Written task >> Pictures aside, write out every record exactly as it appears.
-- BEGIN Supplied material --
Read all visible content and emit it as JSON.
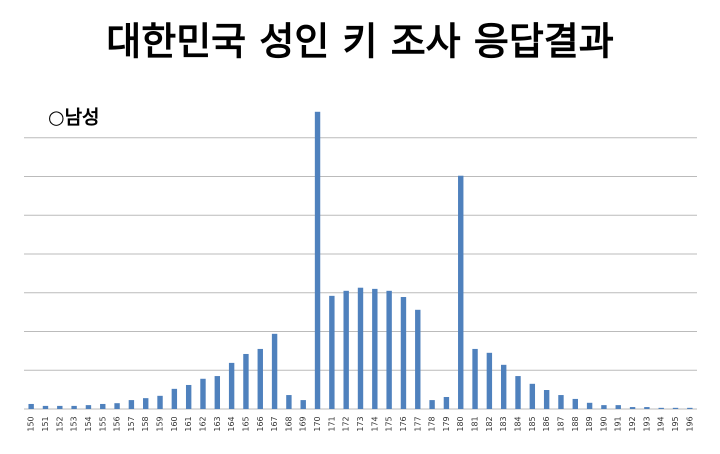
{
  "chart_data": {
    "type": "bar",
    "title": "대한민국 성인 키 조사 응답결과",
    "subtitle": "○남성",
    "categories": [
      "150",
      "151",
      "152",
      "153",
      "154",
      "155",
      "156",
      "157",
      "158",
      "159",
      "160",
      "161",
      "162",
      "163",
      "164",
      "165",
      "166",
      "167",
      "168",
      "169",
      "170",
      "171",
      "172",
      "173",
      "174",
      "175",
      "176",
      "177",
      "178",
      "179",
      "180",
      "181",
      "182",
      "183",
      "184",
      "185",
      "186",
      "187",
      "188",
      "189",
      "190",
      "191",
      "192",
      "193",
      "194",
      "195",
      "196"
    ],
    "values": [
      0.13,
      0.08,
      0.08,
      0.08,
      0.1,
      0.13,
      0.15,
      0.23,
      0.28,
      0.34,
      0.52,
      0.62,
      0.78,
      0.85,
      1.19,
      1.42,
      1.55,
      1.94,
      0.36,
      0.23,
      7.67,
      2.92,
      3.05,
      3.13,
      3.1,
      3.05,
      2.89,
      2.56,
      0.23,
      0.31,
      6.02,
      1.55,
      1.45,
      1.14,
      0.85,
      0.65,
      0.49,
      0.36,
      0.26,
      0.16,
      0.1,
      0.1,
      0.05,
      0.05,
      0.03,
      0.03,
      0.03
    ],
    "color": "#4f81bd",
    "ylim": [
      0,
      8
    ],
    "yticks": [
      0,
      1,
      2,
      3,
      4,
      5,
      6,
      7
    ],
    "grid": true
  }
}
-- END Supplied material --
Correct response >>
Read all visible content and emit it as JSON.
{
  "chart_data": {
    "type": "bar",
    "title": "대한민국 성인 키 조사 응답결과",
    "subtitle": "○남성",
    "categories": [
      "150",
      "151",
      "152",
      "153",
      "154",
      "155",
      "156",
      "157",
      "158",
      "159",
      "160",
      "161",
      "162",
      "163",
      "164",
      "165",
      "166",
      "167",
      "168",
      "169",
      "170",
      "171",
      "172",
      "173",
      "174",
      "175",
      "176",
      "177",
      "178",
      "179",
      "180",
      "181",
      "182",
      "183",
      "184",
      "185",
      "186",
      "187",
      "188",
      "189",
      "190",
      "191",
      "192",
      "193",
      "194",
      "195",
      "196"
    ],
    "values": [
      0.13,
      0.08,
      0.08,
      0.08,
      0.1,
      0.13,
      0.15,
      0.23,
      0.28,
      0.34,
      0.52,
      0.62,
      0.78,
      0.85,
      1.19,
      1.42,
      1.55,
      1.94,
      0.36,
      0.23,
      7.67,
      2.92,
      3.05,
      3.13,
      3.1,
      3.05,
      2.89,
      2.56,
      0.23,
      0.31,
      6.02,
      1.55,
      1.45,
      1.14,
      0.85,
      0.65,
      0.49,
      0.36,
      0.26,
      0.16,
      0.1,
      0.1,
      0.05,
      0.05,
      0.03,
      0.03,
      0.03
    ],
    "color": "#4f81bd",
    "ylim": [
      0,
      8
    ],
    "yticks": [
      0,
      1,
      2,
      3,
      4,
      5,
      6,
      7
    ],
    "grid": true
  }
}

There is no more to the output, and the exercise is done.